AVAILABLE DATA =>
★ ★ ★ ★ ★
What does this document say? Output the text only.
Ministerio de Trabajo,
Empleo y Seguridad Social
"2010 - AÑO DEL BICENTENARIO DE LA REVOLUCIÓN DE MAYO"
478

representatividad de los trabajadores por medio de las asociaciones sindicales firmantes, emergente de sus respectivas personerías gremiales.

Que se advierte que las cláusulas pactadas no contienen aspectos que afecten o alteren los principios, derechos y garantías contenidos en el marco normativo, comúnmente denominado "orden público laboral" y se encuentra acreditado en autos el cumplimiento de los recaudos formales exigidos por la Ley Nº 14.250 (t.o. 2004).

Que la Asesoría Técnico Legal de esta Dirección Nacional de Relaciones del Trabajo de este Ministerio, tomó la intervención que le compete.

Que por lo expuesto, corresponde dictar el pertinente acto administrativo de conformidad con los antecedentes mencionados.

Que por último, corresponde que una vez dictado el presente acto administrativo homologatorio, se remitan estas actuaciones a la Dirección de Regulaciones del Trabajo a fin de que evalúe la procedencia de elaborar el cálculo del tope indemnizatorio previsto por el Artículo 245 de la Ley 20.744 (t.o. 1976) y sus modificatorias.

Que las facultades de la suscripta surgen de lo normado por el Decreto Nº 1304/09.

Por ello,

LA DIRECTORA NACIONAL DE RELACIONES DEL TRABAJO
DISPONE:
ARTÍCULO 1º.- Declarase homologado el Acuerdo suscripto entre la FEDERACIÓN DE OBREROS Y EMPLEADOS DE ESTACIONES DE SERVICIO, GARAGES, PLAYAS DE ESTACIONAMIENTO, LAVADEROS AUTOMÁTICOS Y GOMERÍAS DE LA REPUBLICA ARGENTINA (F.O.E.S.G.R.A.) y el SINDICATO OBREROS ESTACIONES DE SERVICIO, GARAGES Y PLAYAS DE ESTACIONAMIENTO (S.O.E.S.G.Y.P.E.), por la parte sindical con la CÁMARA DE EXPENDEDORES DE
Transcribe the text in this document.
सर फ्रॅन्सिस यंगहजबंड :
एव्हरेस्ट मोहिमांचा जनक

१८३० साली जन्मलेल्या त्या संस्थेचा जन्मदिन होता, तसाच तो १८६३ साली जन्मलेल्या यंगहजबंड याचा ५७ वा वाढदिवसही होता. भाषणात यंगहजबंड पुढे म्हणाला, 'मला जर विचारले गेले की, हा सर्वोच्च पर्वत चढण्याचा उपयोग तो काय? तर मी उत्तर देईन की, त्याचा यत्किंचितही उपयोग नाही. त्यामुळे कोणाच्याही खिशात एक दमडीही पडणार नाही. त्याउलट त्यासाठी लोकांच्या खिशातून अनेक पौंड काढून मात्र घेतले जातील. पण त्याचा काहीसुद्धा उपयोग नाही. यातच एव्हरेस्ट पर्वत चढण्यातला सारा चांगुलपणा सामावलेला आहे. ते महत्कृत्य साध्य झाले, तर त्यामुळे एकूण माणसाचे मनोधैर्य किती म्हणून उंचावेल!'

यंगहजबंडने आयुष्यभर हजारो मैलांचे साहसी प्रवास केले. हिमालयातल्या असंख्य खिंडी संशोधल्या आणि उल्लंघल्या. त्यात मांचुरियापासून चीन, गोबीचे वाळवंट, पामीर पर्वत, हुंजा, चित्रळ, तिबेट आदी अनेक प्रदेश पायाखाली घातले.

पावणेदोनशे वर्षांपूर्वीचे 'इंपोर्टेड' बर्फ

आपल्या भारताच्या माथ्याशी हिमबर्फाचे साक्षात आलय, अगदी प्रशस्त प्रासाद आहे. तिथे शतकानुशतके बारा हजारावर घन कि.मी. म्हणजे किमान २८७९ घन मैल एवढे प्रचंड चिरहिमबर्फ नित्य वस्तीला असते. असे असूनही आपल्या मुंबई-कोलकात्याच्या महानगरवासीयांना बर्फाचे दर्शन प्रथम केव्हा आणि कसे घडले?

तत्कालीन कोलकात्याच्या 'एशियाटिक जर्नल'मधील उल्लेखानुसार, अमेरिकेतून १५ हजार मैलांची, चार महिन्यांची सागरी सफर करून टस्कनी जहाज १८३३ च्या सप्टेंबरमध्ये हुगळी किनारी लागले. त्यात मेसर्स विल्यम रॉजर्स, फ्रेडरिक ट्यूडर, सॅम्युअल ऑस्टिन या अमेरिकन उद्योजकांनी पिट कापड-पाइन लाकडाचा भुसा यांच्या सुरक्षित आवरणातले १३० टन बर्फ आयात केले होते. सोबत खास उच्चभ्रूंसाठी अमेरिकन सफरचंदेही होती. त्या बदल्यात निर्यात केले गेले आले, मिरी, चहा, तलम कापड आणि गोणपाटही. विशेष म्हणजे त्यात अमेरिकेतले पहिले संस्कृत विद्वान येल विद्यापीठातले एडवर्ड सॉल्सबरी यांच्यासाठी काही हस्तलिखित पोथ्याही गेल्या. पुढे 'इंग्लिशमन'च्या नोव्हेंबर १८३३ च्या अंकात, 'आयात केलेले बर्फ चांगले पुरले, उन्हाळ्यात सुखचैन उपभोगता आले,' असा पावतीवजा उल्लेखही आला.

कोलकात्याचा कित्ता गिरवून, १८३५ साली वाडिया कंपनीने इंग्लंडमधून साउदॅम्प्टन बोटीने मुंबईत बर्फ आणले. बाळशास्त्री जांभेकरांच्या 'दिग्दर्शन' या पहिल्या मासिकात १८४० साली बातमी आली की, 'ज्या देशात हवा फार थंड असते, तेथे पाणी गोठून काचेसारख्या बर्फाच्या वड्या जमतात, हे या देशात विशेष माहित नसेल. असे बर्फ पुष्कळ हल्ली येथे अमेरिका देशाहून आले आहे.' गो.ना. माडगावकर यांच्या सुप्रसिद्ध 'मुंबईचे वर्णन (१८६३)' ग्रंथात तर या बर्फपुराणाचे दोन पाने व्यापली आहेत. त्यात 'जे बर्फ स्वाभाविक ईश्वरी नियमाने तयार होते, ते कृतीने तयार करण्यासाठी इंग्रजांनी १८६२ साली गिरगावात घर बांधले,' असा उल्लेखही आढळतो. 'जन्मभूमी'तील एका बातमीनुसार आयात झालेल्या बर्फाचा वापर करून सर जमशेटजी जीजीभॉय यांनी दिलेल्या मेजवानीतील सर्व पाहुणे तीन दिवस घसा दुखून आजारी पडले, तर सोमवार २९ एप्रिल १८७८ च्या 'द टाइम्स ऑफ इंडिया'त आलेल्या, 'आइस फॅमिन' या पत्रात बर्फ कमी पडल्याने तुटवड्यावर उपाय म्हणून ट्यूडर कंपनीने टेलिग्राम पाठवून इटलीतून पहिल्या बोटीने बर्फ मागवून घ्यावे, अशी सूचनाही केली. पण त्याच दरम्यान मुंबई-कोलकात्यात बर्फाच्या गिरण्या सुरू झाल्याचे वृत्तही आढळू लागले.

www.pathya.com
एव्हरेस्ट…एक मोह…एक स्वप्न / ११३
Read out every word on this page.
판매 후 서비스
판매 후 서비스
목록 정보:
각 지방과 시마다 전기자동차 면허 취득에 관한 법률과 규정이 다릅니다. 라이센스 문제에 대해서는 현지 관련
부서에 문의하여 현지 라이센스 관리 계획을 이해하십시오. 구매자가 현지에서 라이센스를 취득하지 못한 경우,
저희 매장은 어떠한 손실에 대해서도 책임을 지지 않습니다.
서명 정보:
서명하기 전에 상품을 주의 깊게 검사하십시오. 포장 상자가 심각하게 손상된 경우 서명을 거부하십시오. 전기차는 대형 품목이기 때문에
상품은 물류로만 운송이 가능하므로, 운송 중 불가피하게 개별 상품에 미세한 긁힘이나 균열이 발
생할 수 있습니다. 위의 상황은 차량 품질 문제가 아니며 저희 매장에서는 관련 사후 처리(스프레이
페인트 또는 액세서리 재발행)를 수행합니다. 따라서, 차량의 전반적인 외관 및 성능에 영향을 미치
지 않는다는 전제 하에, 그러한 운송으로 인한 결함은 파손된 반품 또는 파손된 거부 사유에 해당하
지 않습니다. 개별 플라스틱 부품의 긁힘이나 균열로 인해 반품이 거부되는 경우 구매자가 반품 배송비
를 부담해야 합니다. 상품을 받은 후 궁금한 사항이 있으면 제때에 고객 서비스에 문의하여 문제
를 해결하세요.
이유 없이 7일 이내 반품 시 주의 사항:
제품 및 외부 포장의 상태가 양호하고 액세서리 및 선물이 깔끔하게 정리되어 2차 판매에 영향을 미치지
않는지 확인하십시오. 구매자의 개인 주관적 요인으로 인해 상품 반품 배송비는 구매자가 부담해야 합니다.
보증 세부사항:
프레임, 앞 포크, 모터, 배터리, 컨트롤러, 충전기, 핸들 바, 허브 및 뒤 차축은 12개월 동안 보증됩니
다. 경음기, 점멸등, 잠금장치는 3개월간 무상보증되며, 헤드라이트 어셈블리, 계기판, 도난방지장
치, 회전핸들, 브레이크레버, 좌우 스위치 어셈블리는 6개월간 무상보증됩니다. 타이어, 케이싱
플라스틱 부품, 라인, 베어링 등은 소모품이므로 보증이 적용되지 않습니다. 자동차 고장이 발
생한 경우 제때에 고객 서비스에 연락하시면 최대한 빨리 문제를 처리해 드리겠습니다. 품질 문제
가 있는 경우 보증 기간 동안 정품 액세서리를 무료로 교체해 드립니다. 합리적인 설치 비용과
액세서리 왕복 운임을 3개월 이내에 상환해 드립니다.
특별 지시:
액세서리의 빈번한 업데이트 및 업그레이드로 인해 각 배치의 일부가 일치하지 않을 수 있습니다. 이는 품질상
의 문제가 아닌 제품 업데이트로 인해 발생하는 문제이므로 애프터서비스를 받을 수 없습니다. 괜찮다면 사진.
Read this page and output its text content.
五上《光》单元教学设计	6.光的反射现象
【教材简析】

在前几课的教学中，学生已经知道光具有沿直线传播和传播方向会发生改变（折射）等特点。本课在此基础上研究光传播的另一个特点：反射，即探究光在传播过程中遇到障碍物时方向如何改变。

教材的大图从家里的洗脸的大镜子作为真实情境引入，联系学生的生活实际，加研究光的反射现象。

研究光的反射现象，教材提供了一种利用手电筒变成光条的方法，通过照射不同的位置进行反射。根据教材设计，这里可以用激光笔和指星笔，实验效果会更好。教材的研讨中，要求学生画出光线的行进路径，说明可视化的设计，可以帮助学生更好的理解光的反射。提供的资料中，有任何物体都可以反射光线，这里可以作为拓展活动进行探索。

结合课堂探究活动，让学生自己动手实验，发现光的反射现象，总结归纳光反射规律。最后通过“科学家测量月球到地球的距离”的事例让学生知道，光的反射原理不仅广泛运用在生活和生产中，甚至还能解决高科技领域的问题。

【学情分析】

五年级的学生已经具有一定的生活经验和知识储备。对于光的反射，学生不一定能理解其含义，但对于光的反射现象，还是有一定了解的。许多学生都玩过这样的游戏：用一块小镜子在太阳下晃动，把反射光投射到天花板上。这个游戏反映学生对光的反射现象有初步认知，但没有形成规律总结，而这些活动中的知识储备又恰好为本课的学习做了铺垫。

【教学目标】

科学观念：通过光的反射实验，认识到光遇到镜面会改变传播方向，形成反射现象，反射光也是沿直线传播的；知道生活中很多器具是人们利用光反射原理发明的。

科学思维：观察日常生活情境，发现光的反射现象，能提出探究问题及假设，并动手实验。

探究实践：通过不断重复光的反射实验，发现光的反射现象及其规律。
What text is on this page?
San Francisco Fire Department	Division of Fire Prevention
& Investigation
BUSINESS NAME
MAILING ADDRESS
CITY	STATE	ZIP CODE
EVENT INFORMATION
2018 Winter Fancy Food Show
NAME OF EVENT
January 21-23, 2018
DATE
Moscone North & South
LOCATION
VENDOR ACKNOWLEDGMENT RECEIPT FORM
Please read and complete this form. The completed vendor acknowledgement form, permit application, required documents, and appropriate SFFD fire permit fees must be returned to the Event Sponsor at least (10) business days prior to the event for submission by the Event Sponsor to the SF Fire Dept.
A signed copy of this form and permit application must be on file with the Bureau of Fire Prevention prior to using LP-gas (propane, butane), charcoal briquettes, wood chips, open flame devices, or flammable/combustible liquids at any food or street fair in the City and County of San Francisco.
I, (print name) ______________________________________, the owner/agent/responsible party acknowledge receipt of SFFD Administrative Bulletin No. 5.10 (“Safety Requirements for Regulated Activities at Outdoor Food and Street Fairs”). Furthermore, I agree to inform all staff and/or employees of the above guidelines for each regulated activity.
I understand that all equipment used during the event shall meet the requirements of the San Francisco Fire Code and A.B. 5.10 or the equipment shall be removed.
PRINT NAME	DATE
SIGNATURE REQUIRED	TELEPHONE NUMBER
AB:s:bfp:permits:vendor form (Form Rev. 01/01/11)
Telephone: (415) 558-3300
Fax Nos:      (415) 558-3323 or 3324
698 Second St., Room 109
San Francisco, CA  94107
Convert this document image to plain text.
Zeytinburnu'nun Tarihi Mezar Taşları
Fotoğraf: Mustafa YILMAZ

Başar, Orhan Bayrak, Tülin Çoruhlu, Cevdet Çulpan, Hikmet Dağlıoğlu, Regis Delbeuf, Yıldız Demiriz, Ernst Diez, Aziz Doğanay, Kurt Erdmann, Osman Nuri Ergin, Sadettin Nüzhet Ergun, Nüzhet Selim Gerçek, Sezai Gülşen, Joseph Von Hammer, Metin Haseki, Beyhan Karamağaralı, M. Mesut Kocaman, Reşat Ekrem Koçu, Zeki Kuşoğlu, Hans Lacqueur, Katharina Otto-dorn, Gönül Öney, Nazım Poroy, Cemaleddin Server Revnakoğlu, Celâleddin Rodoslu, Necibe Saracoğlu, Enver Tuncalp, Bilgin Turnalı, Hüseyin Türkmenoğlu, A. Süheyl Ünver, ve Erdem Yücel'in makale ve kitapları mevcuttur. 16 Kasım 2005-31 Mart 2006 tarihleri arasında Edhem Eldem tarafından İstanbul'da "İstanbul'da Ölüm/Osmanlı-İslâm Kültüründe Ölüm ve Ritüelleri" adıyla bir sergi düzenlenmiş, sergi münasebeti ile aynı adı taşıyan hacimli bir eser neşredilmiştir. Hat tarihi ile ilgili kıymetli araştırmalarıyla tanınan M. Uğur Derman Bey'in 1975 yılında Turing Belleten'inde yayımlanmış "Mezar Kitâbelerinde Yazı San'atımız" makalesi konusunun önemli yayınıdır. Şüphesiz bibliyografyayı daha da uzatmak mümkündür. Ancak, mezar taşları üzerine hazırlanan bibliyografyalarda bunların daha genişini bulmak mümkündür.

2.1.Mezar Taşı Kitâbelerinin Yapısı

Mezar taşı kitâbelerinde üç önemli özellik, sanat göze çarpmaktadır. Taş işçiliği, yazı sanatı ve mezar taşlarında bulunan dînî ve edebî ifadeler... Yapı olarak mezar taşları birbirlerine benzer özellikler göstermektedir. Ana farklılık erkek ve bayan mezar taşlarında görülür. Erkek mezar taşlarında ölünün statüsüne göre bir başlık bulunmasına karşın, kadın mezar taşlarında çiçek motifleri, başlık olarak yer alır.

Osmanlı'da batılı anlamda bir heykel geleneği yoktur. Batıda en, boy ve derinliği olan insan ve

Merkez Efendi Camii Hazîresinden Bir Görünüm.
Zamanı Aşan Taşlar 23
★ ★ ★ ★ ★
SET PROBLEM => Look through the material and say how many lines hold "구매자가". Give the number only.

RESPONSE FOR THIS EXERCISE => 3